What lines of the data hold the string "Markneukirchen"? Pull each one out.

*** Data for processing ***

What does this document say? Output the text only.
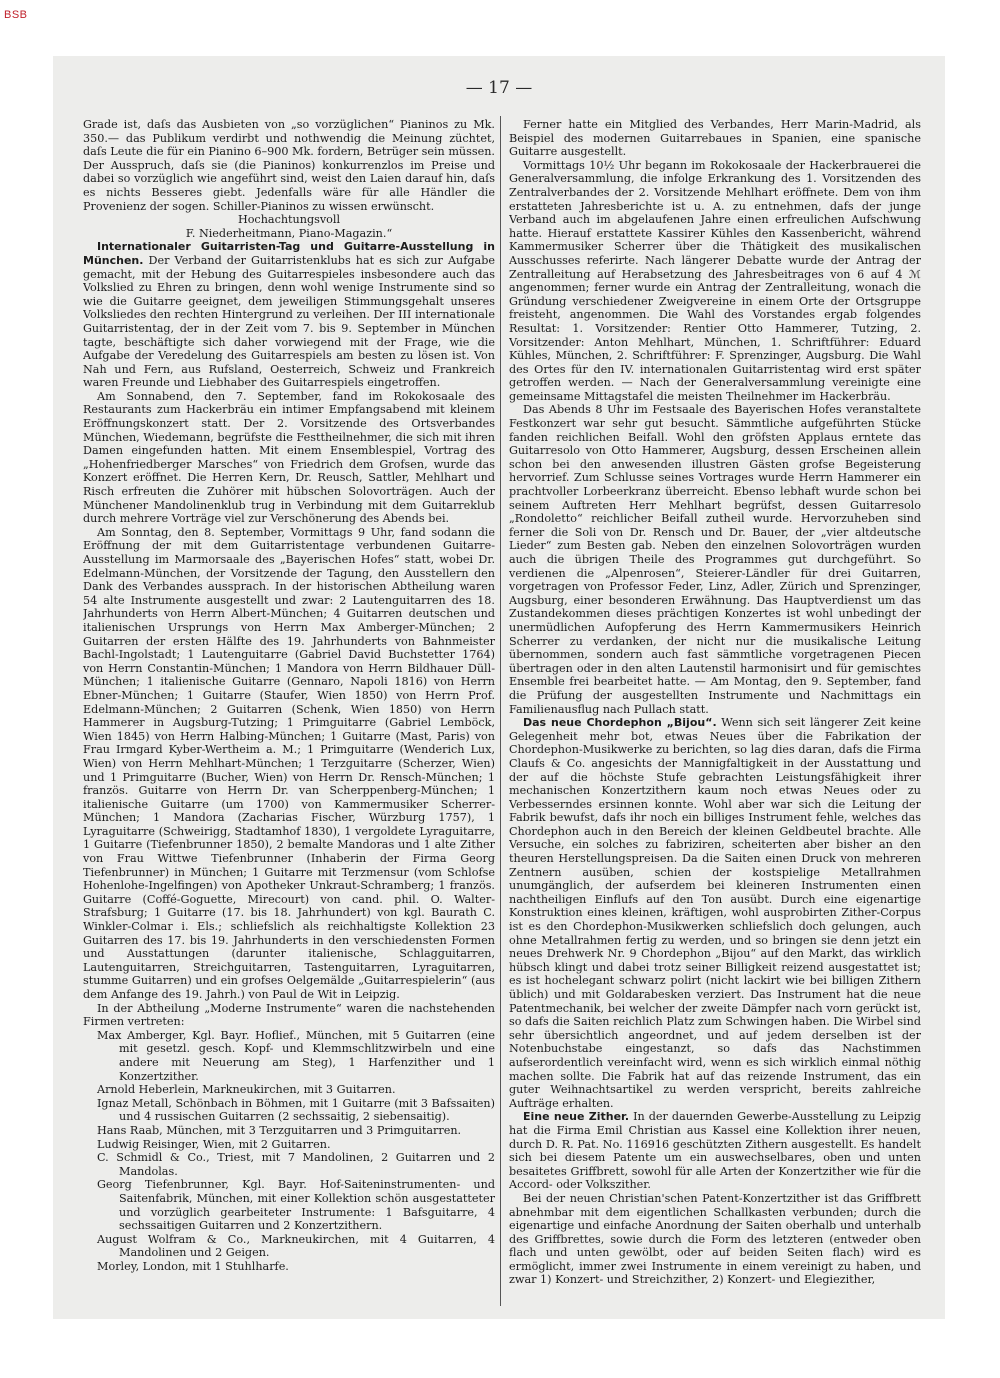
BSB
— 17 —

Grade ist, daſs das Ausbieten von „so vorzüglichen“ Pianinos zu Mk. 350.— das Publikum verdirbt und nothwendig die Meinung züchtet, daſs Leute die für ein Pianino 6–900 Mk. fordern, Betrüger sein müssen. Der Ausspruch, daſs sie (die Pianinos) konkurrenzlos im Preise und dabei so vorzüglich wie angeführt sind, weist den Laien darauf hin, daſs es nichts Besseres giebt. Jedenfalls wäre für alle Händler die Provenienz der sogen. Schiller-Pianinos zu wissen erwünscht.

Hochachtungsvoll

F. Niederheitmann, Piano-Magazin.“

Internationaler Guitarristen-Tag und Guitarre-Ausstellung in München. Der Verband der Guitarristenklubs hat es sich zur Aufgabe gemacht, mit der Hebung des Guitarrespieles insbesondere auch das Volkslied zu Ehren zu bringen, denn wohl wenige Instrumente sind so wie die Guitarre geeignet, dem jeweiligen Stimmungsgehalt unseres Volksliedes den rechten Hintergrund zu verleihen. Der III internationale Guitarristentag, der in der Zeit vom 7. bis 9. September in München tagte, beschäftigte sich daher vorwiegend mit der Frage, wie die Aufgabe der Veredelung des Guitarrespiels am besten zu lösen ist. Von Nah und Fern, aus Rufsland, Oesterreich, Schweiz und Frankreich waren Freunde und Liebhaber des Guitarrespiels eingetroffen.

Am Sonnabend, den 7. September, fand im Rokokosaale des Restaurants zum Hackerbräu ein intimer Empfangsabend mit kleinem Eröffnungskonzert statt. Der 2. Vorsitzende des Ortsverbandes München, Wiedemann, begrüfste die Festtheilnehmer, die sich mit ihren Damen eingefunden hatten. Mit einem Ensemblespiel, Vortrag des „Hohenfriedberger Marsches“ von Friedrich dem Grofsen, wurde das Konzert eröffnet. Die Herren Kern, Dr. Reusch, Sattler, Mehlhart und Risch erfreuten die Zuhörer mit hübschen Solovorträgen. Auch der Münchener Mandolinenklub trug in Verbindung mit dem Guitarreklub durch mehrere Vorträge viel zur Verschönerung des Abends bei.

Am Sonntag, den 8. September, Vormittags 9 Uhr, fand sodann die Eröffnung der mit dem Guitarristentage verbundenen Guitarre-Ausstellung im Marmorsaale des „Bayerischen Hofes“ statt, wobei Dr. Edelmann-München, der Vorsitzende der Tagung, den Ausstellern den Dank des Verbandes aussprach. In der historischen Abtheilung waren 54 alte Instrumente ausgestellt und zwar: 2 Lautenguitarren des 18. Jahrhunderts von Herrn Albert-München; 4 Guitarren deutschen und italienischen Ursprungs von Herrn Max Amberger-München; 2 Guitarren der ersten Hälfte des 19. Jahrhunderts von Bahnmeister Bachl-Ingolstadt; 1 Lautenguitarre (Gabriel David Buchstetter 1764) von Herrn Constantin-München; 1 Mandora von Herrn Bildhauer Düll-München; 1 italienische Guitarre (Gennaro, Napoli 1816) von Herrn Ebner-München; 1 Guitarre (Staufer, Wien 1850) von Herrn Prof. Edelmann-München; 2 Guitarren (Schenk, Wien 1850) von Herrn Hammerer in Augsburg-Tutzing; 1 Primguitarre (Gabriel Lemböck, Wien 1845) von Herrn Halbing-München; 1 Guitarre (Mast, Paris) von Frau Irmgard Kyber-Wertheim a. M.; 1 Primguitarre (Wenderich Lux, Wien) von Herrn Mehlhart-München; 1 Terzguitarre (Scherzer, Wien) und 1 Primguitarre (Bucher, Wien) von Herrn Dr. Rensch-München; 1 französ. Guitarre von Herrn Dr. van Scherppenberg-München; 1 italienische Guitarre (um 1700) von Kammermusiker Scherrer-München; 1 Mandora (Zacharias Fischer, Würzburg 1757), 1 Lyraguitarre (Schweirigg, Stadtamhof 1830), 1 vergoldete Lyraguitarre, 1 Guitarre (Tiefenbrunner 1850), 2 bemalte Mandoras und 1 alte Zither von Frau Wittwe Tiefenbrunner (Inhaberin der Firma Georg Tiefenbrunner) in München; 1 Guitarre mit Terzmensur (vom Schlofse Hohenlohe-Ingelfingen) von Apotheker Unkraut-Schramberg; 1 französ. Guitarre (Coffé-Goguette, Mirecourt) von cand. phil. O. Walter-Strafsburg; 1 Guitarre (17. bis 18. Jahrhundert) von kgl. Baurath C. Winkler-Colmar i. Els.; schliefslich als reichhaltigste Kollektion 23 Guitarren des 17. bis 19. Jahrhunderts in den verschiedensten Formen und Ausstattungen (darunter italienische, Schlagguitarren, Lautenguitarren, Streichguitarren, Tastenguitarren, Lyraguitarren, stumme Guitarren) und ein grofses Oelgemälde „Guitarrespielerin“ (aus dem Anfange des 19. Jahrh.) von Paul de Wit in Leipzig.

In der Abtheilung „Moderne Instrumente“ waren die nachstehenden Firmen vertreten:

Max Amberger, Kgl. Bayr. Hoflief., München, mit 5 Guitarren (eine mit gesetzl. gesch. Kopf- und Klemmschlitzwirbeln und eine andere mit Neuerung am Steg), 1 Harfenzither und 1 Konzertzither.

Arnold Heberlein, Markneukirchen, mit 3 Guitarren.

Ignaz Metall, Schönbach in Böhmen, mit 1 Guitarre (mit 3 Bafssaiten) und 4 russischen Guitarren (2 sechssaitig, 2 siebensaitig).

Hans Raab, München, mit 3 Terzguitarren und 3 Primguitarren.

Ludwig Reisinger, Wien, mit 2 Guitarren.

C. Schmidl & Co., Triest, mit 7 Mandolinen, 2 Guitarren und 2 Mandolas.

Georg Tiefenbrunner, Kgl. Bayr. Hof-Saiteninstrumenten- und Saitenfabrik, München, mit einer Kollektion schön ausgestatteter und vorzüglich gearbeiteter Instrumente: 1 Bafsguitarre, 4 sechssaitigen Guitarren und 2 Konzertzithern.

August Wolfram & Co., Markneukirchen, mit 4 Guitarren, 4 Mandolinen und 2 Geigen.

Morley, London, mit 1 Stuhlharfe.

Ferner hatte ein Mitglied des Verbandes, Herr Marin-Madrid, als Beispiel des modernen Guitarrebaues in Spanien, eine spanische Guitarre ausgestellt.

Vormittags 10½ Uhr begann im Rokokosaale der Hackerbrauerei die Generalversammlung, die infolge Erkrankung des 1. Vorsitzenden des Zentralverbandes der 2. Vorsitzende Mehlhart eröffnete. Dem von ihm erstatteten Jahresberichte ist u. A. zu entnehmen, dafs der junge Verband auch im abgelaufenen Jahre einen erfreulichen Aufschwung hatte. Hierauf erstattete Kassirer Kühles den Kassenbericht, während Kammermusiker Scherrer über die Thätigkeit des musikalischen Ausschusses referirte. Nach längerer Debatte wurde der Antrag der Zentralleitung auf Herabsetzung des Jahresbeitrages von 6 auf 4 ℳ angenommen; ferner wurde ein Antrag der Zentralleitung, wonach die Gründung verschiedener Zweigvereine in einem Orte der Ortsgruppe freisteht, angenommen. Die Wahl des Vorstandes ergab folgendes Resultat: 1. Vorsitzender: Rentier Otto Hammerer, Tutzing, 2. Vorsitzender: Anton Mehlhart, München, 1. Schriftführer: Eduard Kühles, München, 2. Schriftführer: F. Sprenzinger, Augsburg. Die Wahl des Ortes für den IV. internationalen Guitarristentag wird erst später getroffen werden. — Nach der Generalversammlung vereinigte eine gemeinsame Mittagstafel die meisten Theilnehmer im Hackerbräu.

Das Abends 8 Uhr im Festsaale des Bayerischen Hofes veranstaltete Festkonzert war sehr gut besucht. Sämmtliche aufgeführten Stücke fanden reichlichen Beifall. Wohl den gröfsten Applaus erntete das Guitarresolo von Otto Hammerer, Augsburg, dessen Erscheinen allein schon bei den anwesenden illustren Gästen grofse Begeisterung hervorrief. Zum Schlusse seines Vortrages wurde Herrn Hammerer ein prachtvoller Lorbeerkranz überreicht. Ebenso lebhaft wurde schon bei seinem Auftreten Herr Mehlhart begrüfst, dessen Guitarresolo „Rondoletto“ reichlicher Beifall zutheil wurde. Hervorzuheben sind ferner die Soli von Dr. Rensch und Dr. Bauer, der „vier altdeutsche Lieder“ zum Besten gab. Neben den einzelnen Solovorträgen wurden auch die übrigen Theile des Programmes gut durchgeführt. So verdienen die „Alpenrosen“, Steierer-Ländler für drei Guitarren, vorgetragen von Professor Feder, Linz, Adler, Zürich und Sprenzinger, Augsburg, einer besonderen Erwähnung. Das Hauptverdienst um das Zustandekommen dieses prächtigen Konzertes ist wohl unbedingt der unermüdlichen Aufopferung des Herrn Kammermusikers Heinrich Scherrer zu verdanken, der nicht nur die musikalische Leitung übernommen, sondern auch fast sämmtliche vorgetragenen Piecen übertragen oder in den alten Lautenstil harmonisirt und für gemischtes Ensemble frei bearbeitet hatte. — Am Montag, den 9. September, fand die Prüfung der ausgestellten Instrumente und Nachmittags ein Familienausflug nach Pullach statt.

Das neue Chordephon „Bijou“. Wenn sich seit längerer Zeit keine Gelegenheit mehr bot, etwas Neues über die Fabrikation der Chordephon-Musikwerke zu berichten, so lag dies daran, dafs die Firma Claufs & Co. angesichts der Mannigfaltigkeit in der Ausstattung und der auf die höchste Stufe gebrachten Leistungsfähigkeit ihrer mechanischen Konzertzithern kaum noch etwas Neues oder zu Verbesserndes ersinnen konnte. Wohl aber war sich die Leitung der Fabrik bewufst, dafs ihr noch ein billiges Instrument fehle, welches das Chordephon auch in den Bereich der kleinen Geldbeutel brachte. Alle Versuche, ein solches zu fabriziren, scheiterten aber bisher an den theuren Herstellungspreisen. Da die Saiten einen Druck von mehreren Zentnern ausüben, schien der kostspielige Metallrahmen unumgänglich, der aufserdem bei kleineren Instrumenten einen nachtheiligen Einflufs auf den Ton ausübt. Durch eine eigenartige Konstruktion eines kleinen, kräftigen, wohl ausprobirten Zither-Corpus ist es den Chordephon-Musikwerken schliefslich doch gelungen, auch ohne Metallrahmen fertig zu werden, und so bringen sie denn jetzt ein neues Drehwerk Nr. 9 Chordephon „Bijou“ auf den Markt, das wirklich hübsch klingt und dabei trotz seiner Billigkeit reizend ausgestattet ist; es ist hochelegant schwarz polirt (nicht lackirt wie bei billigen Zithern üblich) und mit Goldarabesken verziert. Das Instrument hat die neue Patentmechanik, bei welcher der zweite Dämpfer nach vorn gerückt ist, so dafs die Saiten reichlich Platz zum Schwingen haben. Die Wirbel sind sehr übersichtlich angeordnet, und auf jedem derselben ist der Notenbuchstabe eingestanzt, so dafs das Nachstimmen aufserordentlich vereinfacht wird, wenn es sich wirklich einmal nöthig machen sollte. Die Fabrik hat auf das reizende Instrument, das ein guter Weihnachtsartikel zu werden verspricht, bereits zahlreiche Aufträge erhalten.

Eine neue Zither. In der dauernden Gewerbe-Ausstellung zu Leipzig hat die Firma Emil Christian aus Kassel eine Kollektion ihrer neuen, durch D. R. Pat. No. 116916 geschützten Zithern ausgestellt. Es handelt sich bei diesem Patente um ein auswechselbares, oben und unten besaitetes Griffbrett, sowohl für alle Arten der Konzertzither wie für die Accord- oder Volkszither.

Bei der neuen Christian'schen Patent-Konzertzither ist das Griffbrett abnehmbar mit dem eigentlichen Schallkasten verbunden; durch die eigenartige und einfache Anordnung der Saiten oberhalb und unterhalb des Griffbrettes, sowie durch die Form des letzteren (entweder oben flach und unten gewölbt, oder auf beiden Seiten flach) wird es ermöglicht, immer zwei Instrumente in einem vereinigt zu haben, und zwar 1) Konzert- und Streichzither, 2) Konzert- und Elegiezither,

***
*** Data for processing ***

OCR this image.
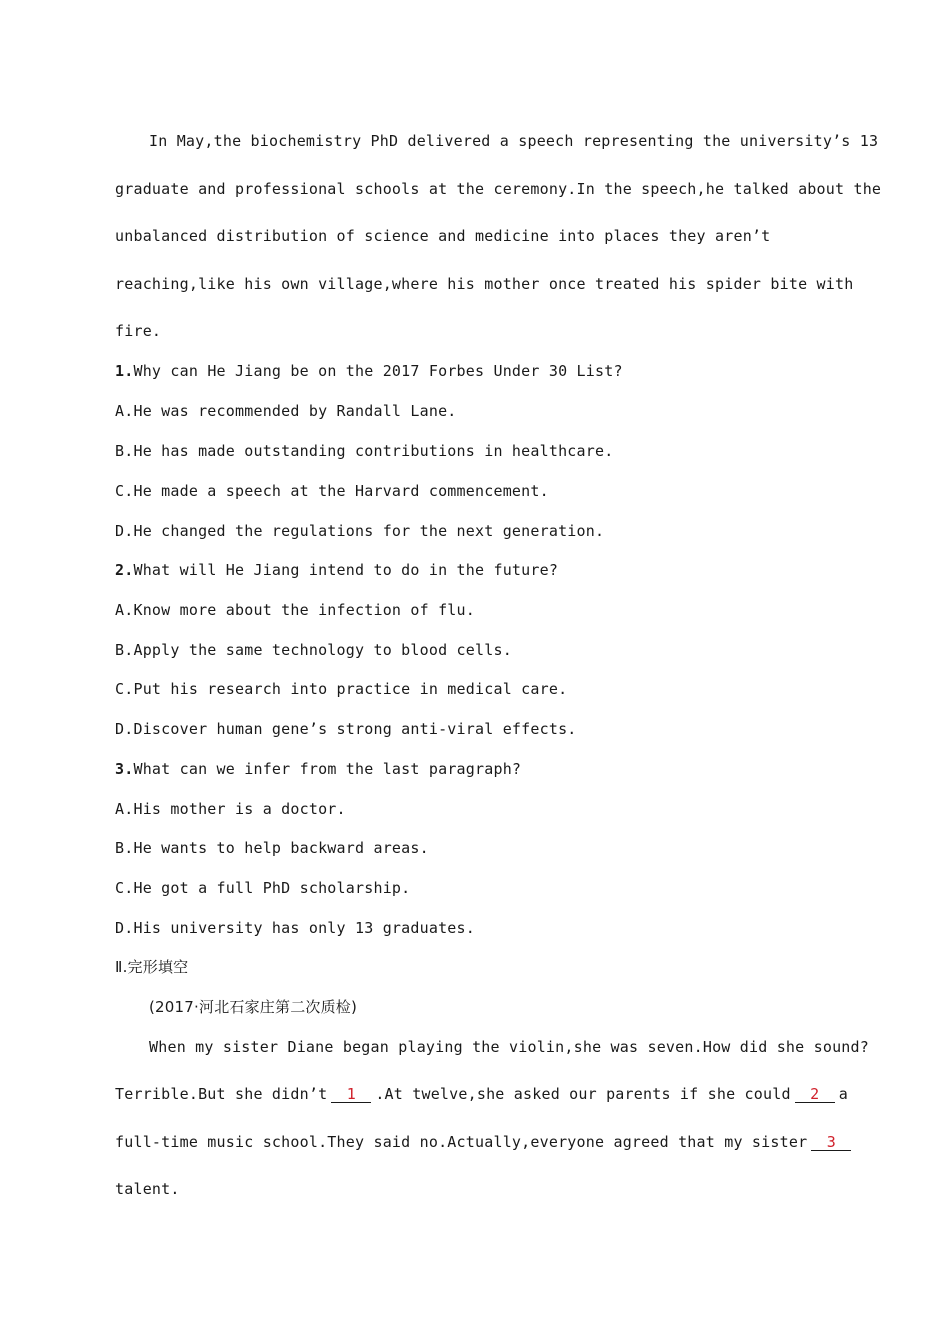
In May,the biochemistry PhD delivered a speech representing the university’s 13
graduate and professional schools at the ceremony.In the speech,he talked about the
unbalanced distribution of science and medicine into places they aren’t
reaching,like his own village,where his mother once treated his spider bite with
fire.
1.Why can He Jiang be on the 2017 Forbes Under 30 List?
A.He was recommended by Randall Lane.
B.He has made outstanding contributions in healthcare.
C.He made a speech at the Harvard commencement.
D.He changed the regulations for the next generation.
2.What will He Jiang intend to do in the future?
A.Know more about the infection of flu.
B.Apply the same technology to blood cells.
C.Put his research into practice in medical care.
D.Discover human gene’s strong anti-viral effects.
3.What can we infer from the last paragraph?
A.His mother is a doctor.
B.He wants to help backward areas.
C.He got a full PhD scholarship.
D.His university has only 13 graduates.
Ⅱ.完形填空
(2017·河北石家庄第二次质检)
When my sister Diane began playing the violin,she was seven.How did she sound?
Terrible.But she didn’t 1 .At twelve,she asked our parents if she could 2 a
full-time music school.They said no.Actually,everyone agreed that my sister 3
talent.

***

→ **Task solution**:
Arnold Heberlein, Markneukirchen, mit 3 Guitarren.
August Wolfram & Co., Markneukirchen, mit 4 Guitarren, 4 Mandolinen und 2 Geigen.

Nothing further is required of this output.